Exercise brief: Copy out the listing in full, exactly as written, but not its pictures.

(Source data)
________________________________________

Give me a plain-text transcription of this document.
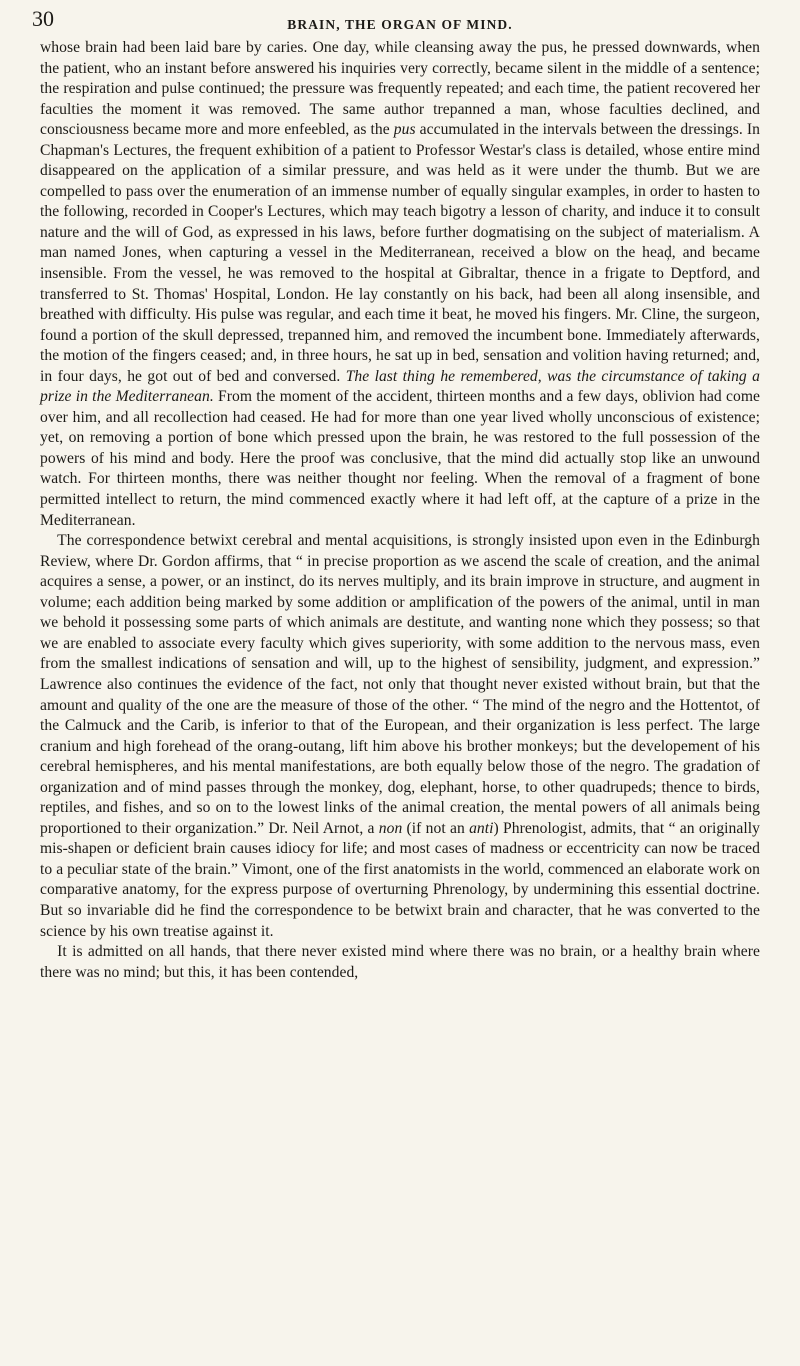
30	BRAIN, THE ORGAN OF MIND.

whose brain had been laid bare by caries. One day, while cleansing away the pus, he pressed downwards, when the patient, who an instant before answered his inquiries very correctly, became silent in the middle of a sentence; the respiration and pulse continued; the pressure was frequently repeated; and each time, the patient recovered her faculties the moment it was removed. The same author trepanned a man, whose faculties declined, and consciousness became more and more enfeebled, as the pus accumulated in the intervals between the dressings. In Chapman's Lectures, the frequent exhibition of a patient to Professor Westar's class is detailed, whose entire mind disappeared on the application of a similar pressure, and was held as it were under the thumb. But we are compelled to pass over the enumeration of an immense number of equally singular examples, in order to hasten to the following, recorded in Cooper's Lectures, which may teach bigotry a lesson of charity, and induce it to consult nature and the will of God, as expressed in his laws, before further dogmatising on the subject of materialism. A man named Jones, when capturing a vessel in the Mediterranean, received a blow on the heaḑ, and became insensible. From the vessel, he was removed to the hospital at Gibraltar, thence in a frigate to Deptford, and transferred to St. Thomas' Hospital, London. He lay constantly on his back, had been all along insensible, and breathed with difficulty. His pulse was regular, and each time it beat, he moved his fingers. Mr. Cline, the surgeon, found a portion of the skull depressed, trepanned him, and removed the incumbent bone. Immediately afterwards, the motion of the fingers ceased; and, in three hours, he sat up in bed, sensation and volition having returned; and, in four days, he got out of bed and conversed. The last thing he remembered, was the circumstance of taking a prize in the Mediterranean. From the moment of the accident, thirteen months and a few days, oblivion had come over him, and all recollection had ceased. He had for more than one year lived wholly unconscious of existence; yet, on removing a portion of bone which pressed upon the brain, he was restored to the full possession of the powers of his mind and body. Here the proof was conclusive, that the mind did actually stop like an unwound watch. For thirteen months, there was neither thought nor feeling. When the removal of a fragment of bone permitted intellect to return, the mind commenced exactly where it had left off, at the capture of a prize in the Mediterranean.

The correspondence betwixt cerebral and mental acquisitions, is strongly insisted upon even in the Edinburgh Review, where Dr. Gordon affirms, that “ in precise proportion as we ascend the scale of creation, and the animal acquires a sense, a power, or an instinct, do its nerves multiply, and its brain improve in structure, and augment in volume; each addition being marked by some addition or amplification of the powers of the animal, until in man we behold it possessing some parts of which animals are destitute, and wanting none which they possess; so that we are enabled to associate every faculty which gives superiority, with some addition to the nervous mass, even from the smallest indications of sensation and will, up to the highest of sensibility, judgment, and expression.” Lawrence also continues the evidence of the fact, not only that thought never existed without brain, but that the amount and quality of the one are the measure of those of the other. “ The mind of the negro and the Hottentot, of the Calmuck and the Carib, is inferior to that of the European, and their organization is less perfect. The large cranium and high forehead of the orang-outang, lift him above his brother monkeys; but the developement of his cerebral hemispheres, and his mental manifestations, are both equally below those of the negro. The gradation of organization and of mind passes through the monkey, dog, elephant, horse, to other quadrupeds; thence to birds, reptiles, and fishes, and so on to the lowest links of the animal creation, the mental powers of all animals being proportioned to their organization.” Dr. Neil Arnot, a non (if not an anti) Phrenologist, admits, that “ an originally mis-shapen or deficient brain causes idiocy for life; and most cases of madness or eccentricity can now be traced to a peculiar state of the brain.” Vimont, one of the first anatomists in the world, commenced an elaborate work on comparative anatomy, for the express purpose of overturning Phrenology, by undermining this essential doctrine. But so invariable did he find the correspondence to be betwixt brain and character, that he was converted to the science by his own treatise against it.

It is admitted on all hands, that there never existed mind where there was no brain, or a healthy brain where there was no mind; but this, it has been contended,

________________________________________

Exercise output:
Give me a plain-text transcription of this document.
30	BRAIN, THE ORGAN OF MIND.

whose brain had been laid bare by caries. One day, while cleansing away the pus, he pressed downwards, when the patient, who an instant before answered his inquiries very correctly, became silent in the middle of a sentence; the respiration and pulse continued; the pressure was frequently repeated; and each time, the patient recovered her faculties the moment it was removed. The same author trepanned a man, whose faculties declined, and consciousness became more and more enfeebled, as the pus accumulated in the intervals between the dressings. In Chapman's Lectures, the frequent exhibition of a patient to Professor Westar's class is detailed, whose entire mind disappeared on the application of a similar pressure, and was held as it were under the thumb. But we are compelled to pass over the enumeration of an immense number of equally singular examples, in order to hasten to the following, recorded in Cooper's Lectures, which may teach bigotry a lesson of charity, and induce it to consult nature and the will of God, as expressed in his laws, before further dogmatising on the subject of materialism. A man named Jones, when capturing a vessel in the Mediterranean, received a blow on the heaḑ, and became insensible. From the vessel, he was removed to the hospital at Gibraltar, thence in a frigate to Deptford, and transferred to St. Thomas' Hospital, London. He lay constantly on his back, had been all along insensible, and breathed with difficulty. His pulse was regular, and each time it beat, he moved his fingers. Mr. Cline, the surgeon, found a portion of the skull depressed, trepanned him, and removed the incumbent bone. Immediately afterwards, the motion of the fingers ceased; and, in three hours, he sat up in bed, sensation and volition having returned; and, in four days, he got out of bed and conversed. The last thing he remembered, was the circumstance of taking a prize in the Mediterranean. From the moment of the accident, thirteen months and a few days, oblivion had come over him, and all recollection had ceased. He had for more than one year lived wholly unconscious of existence; yet, on removing a portion of bone which pressed upon the brain, he was restored to the full possession of the powers of his mind and body. Here the proof was conclusive, that the mind did actually stop like an unwound watch. For thirteen months, there was neither thought nor feeling. When the removal of a fragment of bone permitted intellect to return, the mind commenced exactly where it had left off, at the capture of a prize in the Mediterranean.

The correspondence betwixt cerebral and mental acquisitions, is strongly insisted upon even in the Edinburgh Review, where Dr. Gordon affirms, that “ in precise proportion as we ascend the scale of creation, and the animal acquires a sense, a power, or an instinct, do its nerves multiply, and its brain improve in structure, and augment in volume; each addition being marked by some addition or amplification of the powers of the animal, until in man we behold it possessing some parts of which animals are destitute, and wanting none which they possess; so that we are enabled to associate every faculty which gives superiority, with some addition to the nervous mass, even from the smallest indications of sensation and will, up to the highest of sensibility, judgment, and expression.” Lawrence also continues the evidence of the fact, not only that thought never existed without brain, but that the amount and quality of the one are the measure of those of the other. “ The mind of the negro and the Hottentot, of the Calmuck and the Carib, is inferior to that of the European, and their organization is less perfect. The large cranium and high forehead of the orang-outang, lift him above his brother monkeys; but the developement of his cerebral hemispheres, and his mental manifestations, are both equally below those of the negro. The gradation of organization and of mind passes through the monkey, dog, elephant, horse, to other quadrupeds; thence to birds, reptiles, and fishes, and so on to the lowest links of the animal creation, the mental powers of all animals being proportioned to their organization.” Dr. Neil Arnot, a non (if not an anti) Phrenologist, admits, that “ an originally mis-shapen or deficient brain causes idiocy for life; and most cases of madness or eccentricity can now be traced to a peculiar state of the brain.” Vimont, one of the first anatomists in the world, commenced an elaborate work on comparative anatomy, for the express purpose of overturning Phrenology, by undermining this essential doctrine. But so invariable did he find the correspondence to be betwixt brain and character, that he was converted to the science by his own treatise against it.

It is admitted on all hands, that there never existed mind where there was no brain, or a healthy brain where there was no mind; but this, it has been contended,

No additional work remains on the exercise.